-- Begin Given text --

A $2 billion data center proposal has turned into a class-war flashpoint in Shelbyville, Indiana, and the city’s mayor just poured gasoline on it. According to The Verge AI, Mayor Scott Furgeson was caught on camera dismissing the “No Data Center” signs popping up around town, saying he only sees them “in shitty houses” before adding that “most of them are rentals.” A woman in the clip pushes back immediately, calling the residents “working class,” and someone else delivers the line a mayor should never need to hear: “it doesn’t matter whether they’re rentals, they’re still human beings.”
The Verge AI reports that Furgeson has declined to comment further. His office offered the standard non-apology: “The mayor regrets that his choice of words may have caused offense.” Resident Alexas Williams told local NBC affiliate WTHR the comments were “kind of disrespectful” and “kind of hurtful.”
Why a small-town gaffe matters
This isn’t really about one mayor’s bad day. It’s a snapshot of a fight happening in hundreds of towns right now. The AI boom runs on data centers, and the companies building them need cheap land, cheap power, and local officials willing to wave them through. Small cities like Shelbyville are exactly where that demand is landing.
What stands out here is how the usual playbook broke down. Normally these deals get sold on jobs and tax revenue. Furgeson skipped the pitch and went straight to insulting the people raising concerns, which tells you something about how these projects are often greenlit: with the assumption that opposition doesn’t count.
The bigger pattern
Data center fights have become one of the most concrete ways ordinary people are experiencing the AI buildout. The concerns tend to cluster around a few real issues:
- Power and water. Large facilities draw enormous amounts of electricity and, in many designs, water for cooling. Residents worry about rate hikes and strain on local utilities.

-- End Given text --
-- Begin Data excerpts --

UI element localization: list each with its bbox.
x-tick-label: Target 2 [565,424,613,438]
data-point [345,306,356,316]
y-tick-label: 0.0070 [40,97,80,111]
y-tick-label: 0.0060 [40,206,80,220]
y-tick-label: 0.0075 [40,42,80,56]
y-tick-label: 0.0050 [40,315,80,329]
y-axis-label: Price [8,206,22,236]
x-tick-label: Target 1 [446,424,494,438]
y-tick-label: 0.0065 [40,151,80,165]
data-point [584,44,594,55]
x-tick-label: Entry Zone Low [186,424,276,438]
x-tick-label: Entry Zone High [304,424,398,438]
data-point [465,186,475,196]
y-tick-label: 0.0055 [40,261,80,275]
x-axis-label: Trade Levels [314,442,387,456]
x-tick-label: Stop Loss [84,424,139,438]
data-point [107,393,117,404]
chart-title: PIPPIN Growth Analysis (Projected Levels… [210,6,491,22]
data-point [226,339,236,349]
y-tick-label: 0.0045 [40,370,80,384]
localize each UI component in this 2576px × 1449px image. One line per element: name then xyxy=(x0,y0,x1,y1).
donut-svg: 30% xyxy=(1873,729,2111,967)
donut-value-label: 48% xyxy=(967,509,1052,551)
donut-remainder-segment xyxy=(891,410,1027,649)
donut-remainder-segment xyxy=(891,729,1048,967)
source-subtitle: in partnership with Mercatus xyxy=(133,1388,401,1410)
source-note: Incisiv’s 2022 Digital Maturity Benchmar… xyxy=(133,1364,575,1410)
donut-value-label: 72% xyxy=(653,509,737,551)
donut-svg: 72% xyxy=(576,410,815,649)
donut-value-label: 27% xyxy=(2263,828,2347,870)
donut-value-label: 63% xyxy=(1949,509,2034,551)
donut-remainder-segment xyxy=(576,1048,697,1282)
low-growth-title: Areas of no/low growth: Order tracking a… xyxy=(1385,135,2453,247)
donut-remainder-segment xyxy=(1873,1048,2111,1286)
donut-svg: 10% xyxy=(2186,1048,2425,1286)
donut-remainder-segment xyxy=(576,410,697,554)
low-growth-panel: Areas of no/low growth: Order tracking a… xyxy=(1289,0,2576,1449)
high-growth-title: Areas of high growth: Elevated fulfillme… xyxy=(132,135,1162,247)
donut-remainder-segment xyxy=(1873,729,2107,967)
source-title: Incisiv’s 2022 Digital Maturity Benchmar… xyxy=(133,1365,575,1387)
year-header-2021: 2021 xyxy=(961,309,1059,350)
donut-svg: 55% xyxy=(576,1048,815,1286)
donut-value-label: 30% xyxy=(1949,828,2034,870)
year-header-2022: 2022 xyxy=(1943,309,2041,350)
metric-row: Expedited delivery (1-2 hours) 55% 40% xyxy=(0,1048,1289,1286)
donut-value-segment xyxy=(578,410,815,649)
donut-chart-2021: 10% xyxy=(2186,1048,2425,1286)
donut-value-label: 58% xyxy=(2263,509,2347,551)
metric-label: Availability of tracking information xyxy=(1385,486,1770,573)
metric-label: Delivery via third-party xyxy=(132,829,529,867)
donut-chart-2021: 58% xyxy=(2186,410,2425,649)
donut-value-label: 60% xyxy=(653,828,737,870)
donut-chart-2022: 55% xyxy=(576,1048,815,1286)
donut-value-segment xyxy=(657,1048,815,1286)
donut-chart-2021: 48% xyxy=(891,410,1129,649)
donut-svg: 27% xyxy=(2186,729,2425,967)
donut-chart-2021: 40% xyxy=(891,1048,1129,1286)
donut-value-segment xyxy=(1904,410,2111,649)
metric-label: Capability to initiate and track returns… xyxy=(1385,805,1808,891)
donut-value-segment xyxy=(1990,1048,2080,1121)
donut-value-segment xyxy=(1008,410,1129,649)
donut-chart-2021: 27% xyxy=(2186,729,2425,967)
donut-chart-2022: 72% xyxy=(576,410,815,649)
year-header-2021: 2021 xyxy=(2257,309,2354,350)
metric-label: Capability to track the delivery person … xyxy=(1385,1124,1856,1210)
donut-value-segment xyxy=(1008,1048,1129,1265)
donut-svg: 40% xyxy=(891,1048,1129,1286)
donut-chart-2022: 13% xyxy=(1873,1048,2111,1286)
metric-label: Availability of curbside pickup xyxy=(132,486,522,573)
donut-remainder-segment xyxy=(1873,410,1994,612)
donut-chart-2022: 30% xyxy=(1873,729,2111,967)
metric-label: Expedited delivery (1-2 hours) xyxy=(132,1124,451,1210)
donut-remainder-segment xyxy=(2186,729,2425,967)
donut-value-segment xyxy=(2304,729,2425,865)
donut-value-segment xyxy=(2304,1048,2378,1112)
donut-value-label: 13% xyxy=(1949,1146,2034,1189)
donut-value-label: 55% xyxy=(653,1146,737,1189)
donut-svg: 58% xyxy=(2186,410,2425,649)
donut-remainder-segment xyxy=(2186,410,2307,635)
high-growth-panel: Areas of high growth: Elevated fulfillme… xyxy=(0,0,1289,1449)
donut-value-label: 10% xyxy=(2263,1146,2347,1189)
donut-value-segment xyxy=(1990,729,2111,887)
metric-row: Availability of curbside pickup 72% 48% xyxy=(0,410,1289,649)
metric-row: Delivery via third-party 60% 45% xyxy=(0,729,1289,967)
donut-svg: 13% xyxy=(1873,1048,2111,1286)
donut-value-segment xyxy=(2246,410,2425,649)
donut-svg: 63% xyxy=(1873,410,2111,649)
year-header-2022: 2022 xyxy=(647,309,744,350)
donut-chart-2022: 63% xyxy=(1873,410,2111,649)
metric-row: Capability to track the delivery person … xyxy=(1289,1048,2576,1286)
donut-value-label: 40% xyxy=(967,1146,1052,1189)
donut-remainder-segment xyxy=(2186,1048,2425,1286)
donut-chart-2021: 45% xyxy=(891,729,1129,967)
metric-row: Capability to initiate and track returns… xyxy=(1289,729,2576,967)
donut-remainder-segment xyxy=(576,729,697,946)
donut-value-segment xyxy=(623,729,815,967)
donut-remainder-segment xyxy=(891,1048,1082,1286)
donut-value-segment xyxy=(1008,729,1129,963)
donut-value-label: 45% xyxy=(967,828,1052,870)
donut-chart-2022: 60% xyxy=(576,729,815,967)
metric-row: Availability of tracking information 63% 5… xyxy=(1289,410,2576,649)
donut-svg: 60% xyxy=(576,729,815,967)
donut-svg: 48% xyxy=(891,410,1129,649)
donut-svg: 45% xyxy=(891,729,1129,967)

-- End Data excerpts --

• The tasks
1) Duplicate the stretch of the records from their first line through the line containing "data-point [226,339,236,349]", including both ends, and reproduce each line unchanged.
2) Pick up the article about the Shelbyville data center dispute from where it stops, and keep writing it.

• Expected answers
1)
UI element localization: list each with its bbox.
x-tick-label: Target 2 [565,424,613,438]
data-point [345,306,356,316]
y-tick-label: 0.0070 [40,97,80,111]
y-tick-label: 0.0060 [40,206,80,220]
y-tick-label: 0.0075 [40,42,80,56]
y-tick-label: 0.0050 [40,315,80,329]
y-axis-label: Price [8,206,22,236]
x-tick-label: Target 1 [446,424,494,438]
y-tick-label: 0.0065 [40,151,80,165]
data-point [584,44,594,55]
x-tick-label: Entry Zone Low [186,424,276,438]
x-tick-label: Entry Zone High [304,424,398,438]
data-point [465,186,475,196]
y-tick-label: 0.0055 [40,261,80,275]
x-axis-label: Trade Levels [314,442,387,456]
x-tick-label: Stop Loss [84,424,139,438]
data-point [107,393,117,404]
chart-title: PIPPIN Growth Analysis (Projected Levels… [210,6,491,22]
data-point [226,339,236,349]

2)
- Noise and land use. A sprawling industrial site next to a neighborhood changes the place people live in, regardless of who owns the houses.
- Who actually benefits. The jobs pitch often oversells. Many data centers employ only a few dozen people once construction wraps.
The status quo until recently was that these projects slid through quietly. That’s changing. Communities are organizing, showing up to council meetings, and putting signs in their yards. Furgeson’s comment matters because it confirmed the suspicion driving a lot of that pushback: that the people in charge see opponents as obstacles, not constituents.
What to watch next
Expect more of this, not less. As hyperscalers race to build capacity for AI workloads, the cheapest path runs through smaller municipalities with less leverage and less scrutiny. The Shelbyville clip is going to make local organizers everywhere a little bolder and make officials a little more careful about what they say near a camera.
For anyone building, investing in, or covering AI infrastructure, the lesson is clear. The technical and financial case for a data center is no longer enough on its own. Community consent is becoming part of the cost, and towns are learning they can say no. You can read the full account at The Verge AI.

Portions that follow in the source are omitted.